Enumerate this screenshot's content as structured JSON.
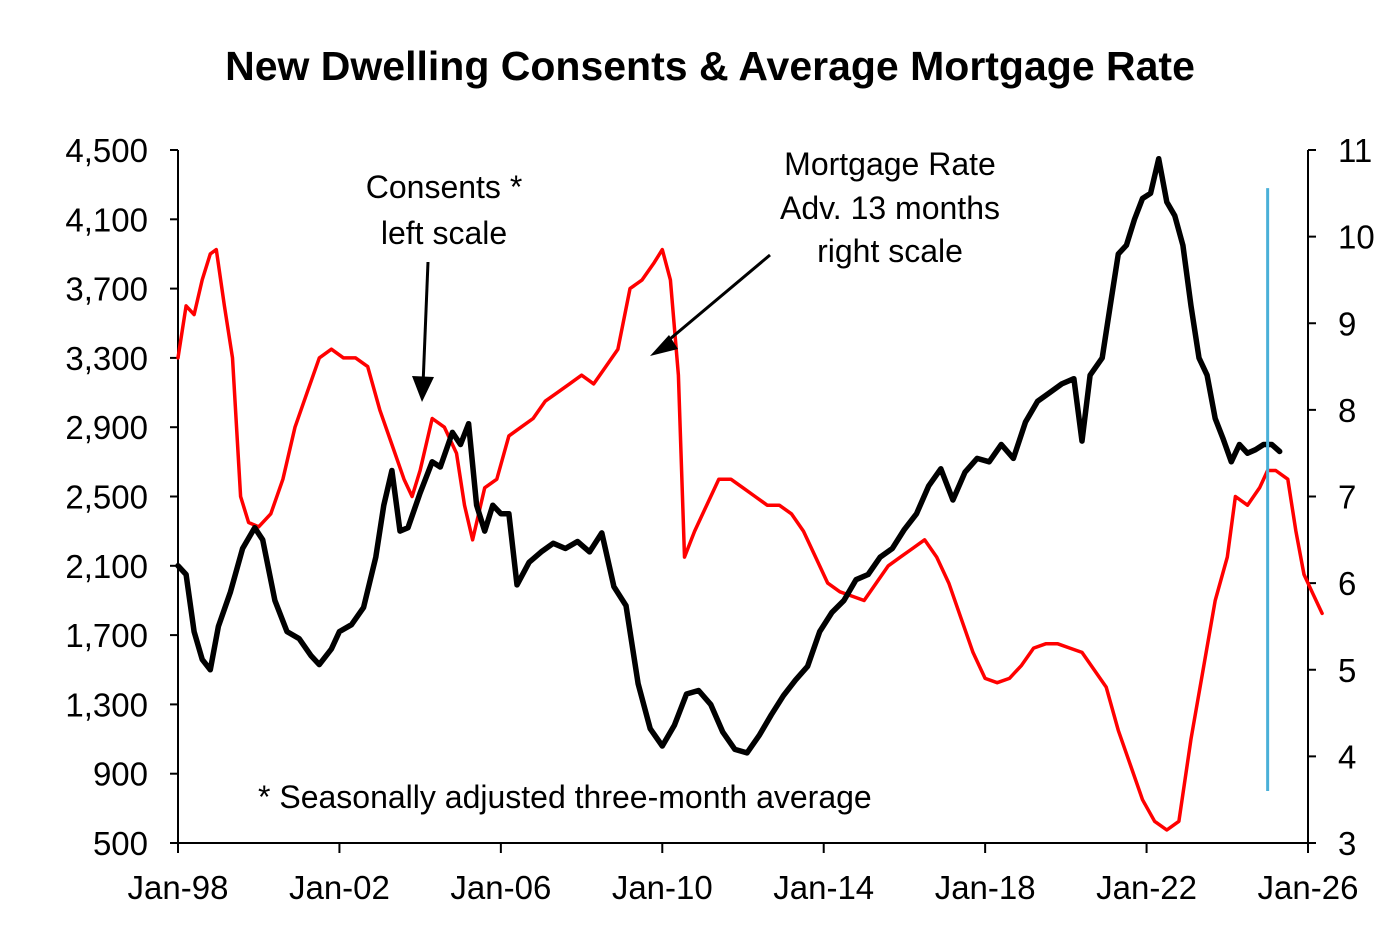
{
  "chart_data": {
    "type": "line",
    "title": "New Dwelling Consents & Average Mortgage Rate",
    "x_ticks": [
      "Jan-98",
      "Jan-02",
      "Jan-06",
      "Jan-10",
      "Jan-14",
      "Jan-18",
      "Jan-22",
      "Jan-26"
    ],
    "x_range": [
      1998.0,
      2026.0
    ],
    "y_left": {
      "range": [
        500,
        4500
      ],
      "ticks": [
        "4,500",
        "4,100",
        "3,700",
        "3,300",
        "2,900",
        "2,500",
        "2,100",
        "1,700",
        "1,300",
        "900",
        "500"
      ]
    },
    "y_right": {
      "range": [
        3,
        11
      ],
      "ticks": [
        "11",
        "10",
        "9",
        "8",
        "7",
        "6",
        "5",
        "4",
        "3"
      ]
    },
    "grid": false,
    "legend": "none",
    "series": [
      {
        "color": "#000000",
        "axis": "left",
        "points": [
          [
            1998.0,
            2100
          ],
          [
            1998.2,
            2050
          ],
          [
            1998.4,
            1720
          ],
          [
            1998.6,
            1560
          ],
          [
            1998.8,
            1500
          ],
          [
            1999.0,
            1750
          ],
          [
            1999.3,
            1950
          ],
          [
            1999.6,
            2200
          ],
          [
            1999.9,
            2320
          ],
          [
            2000.1,
            2250
          ],
          [
            2000.4,
            1900
          ],
          [
            2000.7,
            1720
          ],
          [
            2001.0,
            1680
          ],
          [
            2001.3,
            1580
          ],
          [
            2001.5,
            1530
          ],
          [
            2001.8,
            1620
          ],
          [
            2002.0,
            1720
          ],
          [
            2002.3,
            1760
          ],
          [
            2002.6,
            1860
          ],
          [
            2002.9,
            2150
          ],
          [
            2003.1,
            2450
          ],
          [
            2003.3,
            2650
          ],
          [
            2003.5,
            2300
          ],
          [
            2003.7,
            2320
          ],
          [
            2004.0,
            2520
          ],
          [
            2004.3,
            2700
          ],
          [
            2004.5,
            2670
          ],
          [
            2004.8,
            2870
          ],
          [
            2005.0,
            2800
          ],
          [
            2005.2,
            2920
          ],
          [
            2005.4,
            2450
          ],
          [
            2005.6,
            2300
          ],
          [
            2005.8,
            2450
          ],
          [
            2006.0,
            2400
          ],
          [
            2006.2,
            2400
          ],
          [
            2006.4,
            1990
          ],
          [
            2006.7,
            2120
          ],
          [
            2007.0,
            2180
          ],
          [
            2007.3,
            2230
          ],
          [
            2007.6,
            2200
          ],
          [
            2007.9,
            2240
          ],
          [
            2008.2,
            2180
          ],
          [
            2008.5,
            2290
          ],
          [
            2008.8,
            1980
          ],
          [
            2009.1,
            1870
          ],
          [
            2009.4,
            1420
          ],
          [
            2009.7,
            1160
          ],
          [
            2010.0,
            1060
          ],
          [
            2010.3,
            1180
          ],
          [
            2010.6,
            1360
          ],
          [
            2010.9,
            1380
          ],
          [
            2011.2,
            1300
          ],
          [
            2011.5,
            1140
          ],
          [
            2011.8,
            1040
          ],
          [
            2012.1,
            1020
          ],
          [
            2012.4,
            1120
          ],
          [
            2012.7,
            1240
          ],
          [
            2013.0,
            1350
          ],
          [
            2013.3,
            1440
          ],
          [
            2013.6,
            1520
          ],
          [
            2013.9,
            1720
          ],
          [
            2014.2,
            1830
          ],
          [
            2014.5,
            1900
          ],
          [
            2014.8,
            2020
          ],
          [
            2015.1,
            2050
          ],
          [
            2015.4,
            2150
          ],
          [
            2015.7,
            2200
          ],
          [
            2016.0,
            2310
          ],
          [
            2016.3,
            2400
          ],
          [
            2016.6,
            2560
          ],
          [
            2016.9,
            2660
          ],
          [
            2017.2,
            2480
          ],
          [
            2017.5,
            2640
          ],
          [
            2017.8,
            2720
          ],
          [
            2018.1,
            2700
          ],
          [
            2018.4,
            2800
          ],
          [
            2018.7,
            2720
          ],
          [
            2019.0,
            2930
          ],
          [
            2019.3,
            3050
          ],
          [
            2019.6,
            3100
          ],
          [
            2019.9,
            3150
          ],
          [
            2020.2,
            3180
          ],
          [
            2020.4,
            2820
          ],
          [
            2020.6,
            3200
          ],
          [
            2020.9,
            3300
          ],
          [
            2021.1,
            3600
          ],
          [
            2021.3,
            3900
          ],
          [
            2021.5,
            3950
          ],
          [
            2021.7,
            4100
          ],
          [
            2021.9,
            4220
          ],
          [
            2022.1,
            4250
          ],
          [
            2022.3,
            4450
          ],
          [
            2022.5,
            4200
          ],
          [
            2022.7,
            4120
          ],
          [
            2022.9,
            3950
          ],
          [
            2023.1,
            3600
          ],
          [
            2023.3,
            3300
          ],
          [
            2023.5,
            3200
          ],
          [
            2023.7,
            2950
          ],
          [
            2023.9,
            2830
          ],
          [
            2024.1,
            2700
          ],
          [
            2024.3,
            2800
          ],
          [
            2024.5,
            2750
          ],
          [
            2024.7,
            2770
          ],
          [
            2024.9,
            2800
          ],
          [
            2025.1,
            2800
          ],
          [
            2025.3,
            2760
          ]
        ]
      },
      {
        "color": "#ff0000",
        "axis": "right",
        "points": [
          [
            1998.0,
            8.6
          ],
          [
            1998.2,
            9.2
          ],
          [
            1998.4,
            9.1
          ],
          [
            1998.6,
            9.5
          ],
          [
            1998.8,
            9.8
          ],
          [
            1998.95,
            9.85
          ],
          [
            1999.15,
            9.2
          ],
          [
            1999.35,
            8.6
          ],
          [
            1999.55,
            7.0
          ],
          [
            1999.75,
            6.7
          ],
          [
            2000.0,
            6.65
          ],
          [
            2000.3,
            6.8
          ],
          [
            2000.6,
            7.2
          ],
          [
            2000.9,
            7.8
          ],
          [
            2001.2,
            8.2
          ],
          [
            2001.5,
            8.6
          ],
          [
            2001.8,
            8.7
          ],
          [
            2002.1,
            8.6
          ],
          [
            2002.4,
            8.6
          ],
          [
            2002.7,
            8.5
          ],
          [
            2003.0,
            8.0
          ],
          [
            2003.3,
            7.6
          ],
          [
            2003.6,
            7.2
          ],
          [
            2003.8,
            7.0
          ],
          [
            2004.0,
            7.3
          ],
          [
            2004.3,
            7.9
          ],
          [
            2004.6,
            7.8
          ],
          [
            2004.9,
            7.5
          ],
          [
            2005.1,
            6.9
          ],
          [
            2005.3,
            6.5
          ],
          [
            2005.6,
            7.1
          ],
          [
            2005.9,
            7.2
          ],
          [
            2006.2,
            7.7
          ],
          [
            2006.5,
            7.8
          ],
          [
            2006.8,
            7.9
          ],
          [
            2007.1,
            8.1
          ],
          [
            2007.4,
            8.2
          ],
          [
            2007.7,
            8.3
          ],
          [
            2008.0,
            8.4
          ],
          [
            2008.3,
            8.3
          ],
          [
            2008.6,
            8.5
          ],
          [
            2008.9,
            8.7
          ],
          [
            2009.2,
            9.4
          ],
          [
            2009.5,
            9.5
          ],
          [
            2009.8,
            9.7
          ],
          [
            2010.0,
            9.85
          ],
          [
            2010.2,
            9.5
          ],
          [
            2010.4,
            8.4
          ],
          [
            2010.55,
            6.3
          ],
          [
            2010.8,
            6.6
          ],
          [
            2011.1,
            6.9
          ],
          [
            2011.4,
            7.2
          ],
          [
            2011.7,
            7.2
          ],
          [
            2012.0,
            7.1
          ],
          [
            2012.3,
            7.0
          ],
          [
            2012.6,
            6.9
          ],
          [
            2012.9,
            6.9
          ],
          [
            2013.2,
            6.8
          ],
          [
            2013.5,
            6.6
          ],
          [
            2013.8,
            6.3
          ],
          [
            2014.1,
            6.0
          ],
          [
            2014.4,
            5.9
          ],
          [
            2014.7,
            5.85
          ],
          [
            2015.0,
            5.8
          ],
          [
            2015.3,
            6.0
          ],
          [
            2015.6,
            6.2
          ],
          [
            2015.9,
            6.3
          ],
          [
            2016.2,
            6.4
          ],
          [
            2016.5,
            6.5
          ],
          [
            2016.8,
            6.3
          ],
          [
            2017.1,
            6.0
          ],
          [
            2017.4,
            5.6
          ],
          [
            2017.7,
            5.2
          ],
          [
            2018.0,
            4.9
          ],
          [
            2018.3,
            4.85
          ],
          [
            2018.6,
            4.9
          ],
          [
            2018.9,
            5.05
          ],
          [
            2019.2,
            5.25
          ],
          [
            2019.5,
            5.3
          ],
          [
            2019.8,
            5.3
          ],
          [
            2020.1,
            5.25
          ],
          [
            2020.4,
            5.2
          ],
          [
            2020.7,
            5.0
          ],
          [
            2021.0,
            4.8
          ],
          [
            2021.3,
            4.3
          ],
          [
            2021.6,
            3.9
          ],
          [
            2021.9,
            3.5
          ],
          [
            2022.2,
            3.25
          ],
          [
            2022.5,
            3.15
          ],
          [
            2022.8,
            3.25
          ],
          [
            2023.1,
            4.2
          ],
          [
            2023.4,
            5.0
          ],
          [
            2023.7,
            5.8
          ],
          [
            2024.0,
            6.3
          ],
          [
            2024.2,
            7.0
          ],
          [
            2024.5,
            6.9
          ],
          [
            2024.8,
            7.1
          ],
          [
            2025.0,
            7.3
          ],
          [
            2025.2,
            7.3
          ],
          [
            2025.5,
            7.2
          ],
          [
            2025.7,
            6.6
          ],
          [
            2025.9,
            6.1
          ],
          [
            2026.1,
            5.9
          ],
          [
            2026.35,
            5.65
          ]
        ]
      }
    ],
    "vline": {
      "x": 2025.0,
      "y_left": [
        800,
        4280
      ],
      "color": "#4ab0d8"
    },
    "annotations": {
      "consents": [
        "Consents *",
        "left scale"
      ],
      "mortgage": [
        "Mortgage Rate",
        "Adv. 13 months",
        "right scale"
      ],
      "footnote": "* Seasonally adjusted three-month average"
    }
  }
}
▬▬▬
_EXERCISE DESCRIPTION_. Copy out all lines above that include the string "color".

_FULL SOLUTION_.
        "color": "#000000",
        "color": "#ff0000",
      "color": "#4ab0d8"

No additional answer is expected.